**Your task**
Count how many lines hold the string "Application". Give that number alone.

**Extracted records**
════

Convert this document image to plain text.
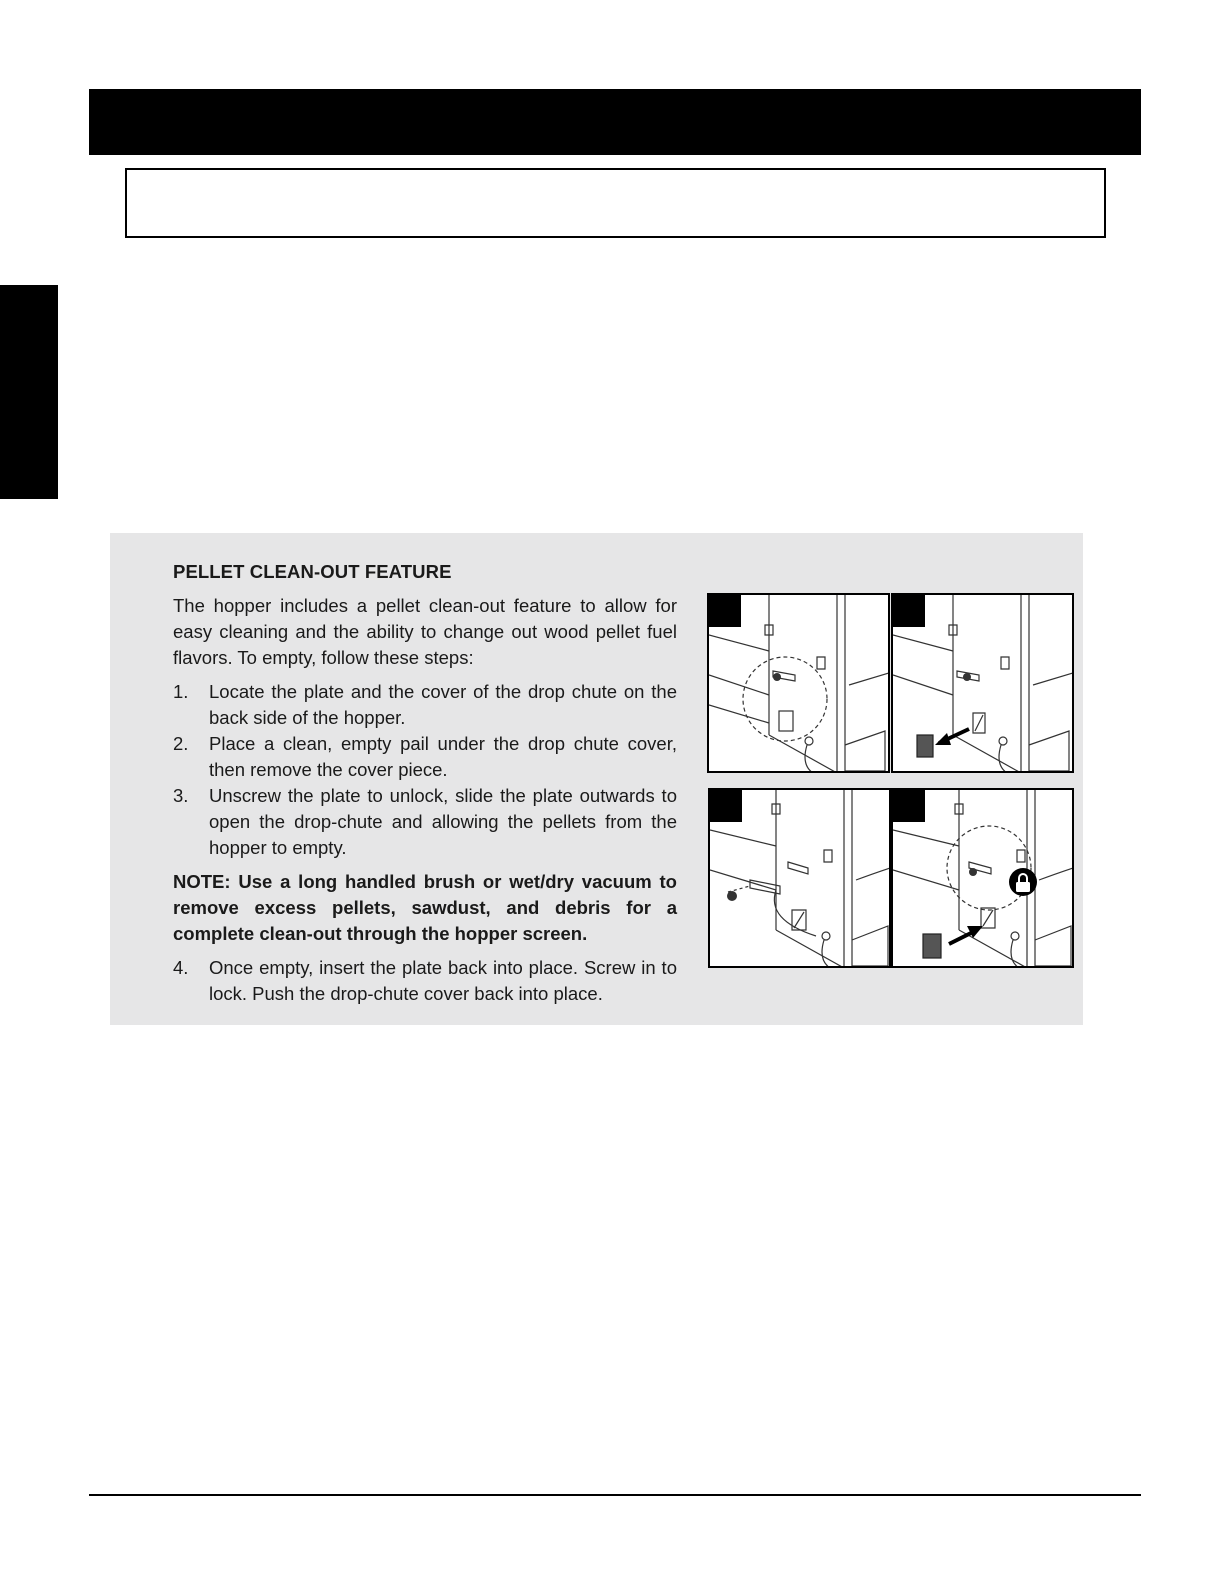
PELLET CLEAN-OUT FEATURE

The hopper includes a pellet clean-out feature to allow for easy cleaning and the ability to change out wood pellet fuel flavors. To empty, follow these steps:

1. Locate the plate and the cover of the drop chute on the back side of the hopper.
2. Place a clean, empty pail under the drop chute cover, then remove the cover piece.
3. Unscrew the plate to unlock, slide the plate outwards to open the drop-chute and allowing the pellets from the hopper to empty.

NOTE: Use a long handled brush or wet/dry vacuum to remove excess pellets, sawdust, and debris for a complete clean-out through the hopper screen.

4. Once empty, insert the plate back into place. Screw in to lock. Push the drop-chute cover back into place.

════

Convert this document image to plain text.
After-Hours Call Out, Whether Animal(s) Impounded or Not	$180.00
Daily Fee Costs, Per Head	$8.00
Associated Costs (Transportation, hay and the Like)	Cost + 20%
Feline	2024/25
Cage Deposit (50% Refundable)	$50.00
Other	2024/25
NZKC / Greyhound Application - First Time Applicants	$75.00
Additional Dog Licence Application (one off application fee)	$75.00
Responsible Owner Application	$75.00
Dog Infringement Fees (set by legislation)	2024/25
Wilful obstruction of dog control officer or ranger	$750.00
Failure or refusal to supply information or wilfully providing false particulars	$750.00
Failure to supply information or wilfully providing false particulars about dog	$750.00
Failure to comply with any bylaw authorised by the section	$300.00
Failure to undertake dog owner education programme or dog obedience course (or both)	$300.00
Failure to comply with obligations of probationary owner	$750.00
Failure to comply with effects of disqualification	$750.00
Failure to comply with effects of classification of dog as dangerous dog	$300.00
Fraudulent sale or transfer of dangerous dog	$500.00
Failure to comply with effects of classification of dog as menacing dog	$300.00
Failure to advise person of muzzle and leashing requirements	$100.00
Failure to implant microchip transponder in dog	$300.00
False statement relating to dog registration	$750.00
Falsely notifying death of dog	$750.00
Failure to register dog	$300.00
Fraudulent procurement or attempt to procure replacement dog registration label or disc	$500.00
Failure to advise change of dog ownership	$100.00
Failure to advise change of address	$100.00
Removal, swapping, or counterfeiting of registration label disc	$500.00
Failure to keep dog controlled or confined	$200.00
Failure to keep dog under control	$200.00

════

**Answer to this task**
3